▸ YOUR TASK: Write out all lines holding the word "feishu".

▸ MATERIAL PROVIDED:
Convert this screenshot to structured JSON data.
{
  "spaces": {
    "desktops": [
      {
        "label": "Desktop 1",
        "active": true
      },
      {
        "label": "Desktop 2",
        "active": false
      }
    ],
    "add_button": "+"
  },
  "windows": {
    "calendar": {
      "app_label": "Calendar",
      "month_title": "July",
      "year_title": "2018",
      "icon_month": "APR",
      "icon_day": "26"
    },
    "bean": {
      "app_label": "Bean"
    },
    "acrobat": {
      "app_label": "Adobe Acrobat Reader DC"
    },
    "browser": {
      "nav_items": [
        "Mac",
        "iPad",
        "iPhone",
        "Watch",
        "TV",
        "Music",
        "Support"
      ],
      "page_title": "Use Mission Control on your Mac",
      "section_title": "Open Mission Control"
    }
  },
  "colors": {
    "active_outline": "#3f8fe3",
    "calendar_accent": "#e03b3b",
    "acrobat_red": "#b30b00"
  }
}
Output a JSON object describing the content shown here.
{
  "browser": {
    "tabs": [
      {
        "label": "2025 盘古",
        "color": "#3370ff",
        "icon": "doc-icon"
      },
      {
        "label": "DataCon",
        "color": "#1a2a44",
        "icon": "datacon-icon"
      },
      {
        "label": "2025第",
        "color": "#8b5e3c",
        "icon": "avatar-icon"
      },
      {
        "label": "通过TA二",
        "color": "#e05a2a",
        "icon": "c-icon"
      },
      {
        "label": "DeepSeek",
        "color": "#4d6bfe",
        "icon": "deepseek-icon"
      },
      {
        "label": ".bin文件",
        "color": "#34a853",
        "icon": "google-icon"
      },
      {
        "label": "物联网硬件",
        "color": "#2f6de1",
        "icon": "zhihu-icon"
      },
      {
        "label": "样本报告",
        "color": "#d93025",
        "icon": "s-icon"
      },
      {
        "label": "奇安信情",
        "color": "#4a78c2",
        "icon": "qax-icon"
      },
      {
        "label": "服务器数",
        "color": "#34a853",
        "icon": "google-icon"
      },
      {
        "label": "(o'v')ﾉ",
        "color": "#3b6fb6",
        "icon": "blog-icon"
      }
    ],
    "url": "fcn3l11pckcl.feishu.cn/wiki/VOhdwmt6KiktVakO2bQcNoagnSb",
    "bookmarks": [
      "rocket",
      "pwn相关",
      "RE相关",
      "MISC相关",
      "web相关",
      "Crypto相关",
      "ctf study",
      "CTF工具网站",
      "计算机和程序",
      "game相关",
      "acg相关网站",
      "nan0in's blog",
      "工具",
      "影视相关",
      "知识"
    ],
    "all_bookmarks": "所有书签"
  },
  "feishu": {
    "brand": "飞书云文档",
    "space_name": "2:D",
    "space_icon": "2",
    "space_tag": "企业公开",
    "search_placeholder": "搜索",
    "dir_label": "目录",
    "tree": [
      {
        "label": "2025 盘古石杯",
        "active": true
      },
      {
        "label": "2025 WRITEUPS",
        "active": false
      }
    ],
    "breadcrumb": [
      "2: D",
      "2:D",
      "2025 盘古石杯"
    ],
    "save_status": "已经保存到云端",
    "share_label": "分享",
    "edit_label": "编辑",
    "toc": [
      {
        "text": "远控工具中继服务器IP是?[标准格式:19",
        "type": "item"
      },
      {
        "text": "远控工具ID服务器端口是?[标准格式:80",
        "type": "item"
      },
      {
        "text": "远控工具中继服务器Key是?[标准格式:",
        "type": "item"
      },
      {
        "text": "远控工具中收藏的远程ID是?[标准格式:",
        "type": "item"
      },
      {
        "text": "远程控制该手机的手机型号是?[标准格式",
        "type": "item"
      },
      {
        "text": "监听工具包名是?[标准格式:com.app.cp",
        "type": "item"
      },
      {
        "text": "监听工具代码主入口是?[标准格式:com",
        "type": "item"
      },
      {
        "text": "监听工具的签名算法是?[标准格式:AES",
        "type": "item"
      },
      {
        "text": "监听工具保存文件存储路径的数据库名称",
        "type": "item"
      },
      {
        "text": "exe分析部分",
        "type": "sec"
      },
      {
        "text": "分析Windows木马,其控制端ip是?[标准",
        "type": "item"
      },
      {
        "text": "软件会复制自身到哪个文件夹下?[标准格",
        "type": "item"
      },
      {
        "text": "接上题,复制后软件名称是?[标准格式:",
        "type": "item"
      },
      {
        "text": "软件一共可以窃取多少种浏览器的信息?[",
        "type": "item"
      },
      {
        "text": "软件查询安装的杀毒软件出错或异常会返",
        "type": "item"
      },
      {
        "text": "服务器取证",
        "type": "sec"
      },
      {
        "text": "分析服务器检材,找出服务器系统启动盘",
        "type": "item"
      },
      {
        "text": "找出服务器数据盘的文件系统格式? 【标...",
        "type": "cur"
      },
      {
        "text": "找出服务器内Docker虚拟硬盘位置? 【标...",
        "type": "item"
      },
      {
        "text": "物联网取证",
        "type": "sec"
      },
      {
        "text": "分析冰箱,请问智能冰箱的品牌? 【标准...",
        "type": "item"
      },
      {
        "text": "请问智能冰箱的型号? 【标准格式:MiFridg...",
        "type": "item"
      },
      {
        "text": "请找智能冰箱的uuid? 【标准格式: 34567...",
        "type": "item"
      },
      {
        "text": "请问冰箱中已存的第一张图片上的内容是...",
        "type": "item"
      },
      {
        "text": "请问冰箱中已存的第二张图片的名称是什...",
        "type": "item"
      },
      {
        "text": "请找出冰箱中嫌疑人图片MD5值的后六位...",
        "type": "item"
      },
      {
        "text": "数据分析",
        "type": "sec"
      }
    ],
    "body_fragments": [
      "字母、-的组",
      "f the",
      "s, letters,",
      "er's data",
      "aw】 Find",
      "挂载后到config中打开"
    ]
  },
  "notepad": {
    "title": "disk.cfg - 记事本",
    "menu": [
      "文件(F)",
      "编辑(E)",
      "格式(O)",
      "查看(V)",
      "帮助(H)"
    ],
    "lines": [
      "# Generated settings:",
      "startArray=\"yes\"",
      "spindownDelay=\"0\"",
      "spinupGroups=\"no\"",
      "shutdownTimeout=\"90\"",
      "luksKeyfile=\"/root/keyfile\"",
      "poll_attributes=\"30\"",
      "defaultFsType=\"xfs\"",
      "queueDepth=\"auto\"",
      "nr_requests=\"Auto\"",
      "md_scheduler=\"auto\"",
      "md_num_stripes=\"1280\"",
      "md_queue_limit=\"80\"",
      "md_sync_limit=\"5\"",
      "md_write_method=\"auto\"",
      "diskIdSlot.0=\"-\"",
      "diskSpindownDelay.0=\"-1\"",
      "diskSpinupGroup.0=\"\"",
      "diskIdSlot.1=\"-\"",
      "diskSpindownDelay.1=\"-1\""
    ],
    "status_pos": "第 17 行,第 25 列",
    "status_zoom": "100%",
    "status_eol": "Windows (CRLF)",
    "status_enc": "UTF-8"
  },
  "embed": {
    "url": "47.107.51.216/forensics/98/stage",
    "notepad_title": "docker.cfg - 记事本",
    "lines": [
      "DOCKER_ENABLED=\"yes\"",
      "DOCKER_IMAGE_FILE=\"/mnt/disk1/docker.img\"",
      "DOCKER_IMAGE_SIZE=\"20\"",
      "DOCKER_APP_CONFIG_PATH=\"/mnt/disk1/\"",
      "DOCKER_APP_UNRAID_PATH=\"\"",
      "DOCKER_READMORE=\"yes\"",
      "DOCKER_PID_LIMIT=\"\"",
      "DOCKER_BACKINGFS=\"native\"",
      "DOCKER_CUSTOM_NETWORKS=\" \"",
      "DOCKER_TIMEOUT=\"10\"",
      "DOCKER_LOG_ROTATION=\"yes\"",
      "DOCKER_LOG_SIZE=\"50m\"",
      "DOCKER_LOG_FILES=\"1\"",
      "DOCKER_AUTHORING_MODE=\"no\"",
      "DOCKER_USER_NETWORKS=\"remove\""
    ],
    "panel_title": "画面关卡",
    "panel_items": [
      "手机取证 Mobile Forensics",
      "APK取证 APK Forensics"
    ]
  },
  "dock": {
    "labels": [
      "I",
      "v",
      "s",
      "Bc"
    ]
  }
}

▸ RESULT FOR THIS EXERCISE:
    "url": "fcn3l11pckcl.feishu.cn/wiki/VOhdwmt6KiktVakO2bQcNoagnSb",
  "feishu": {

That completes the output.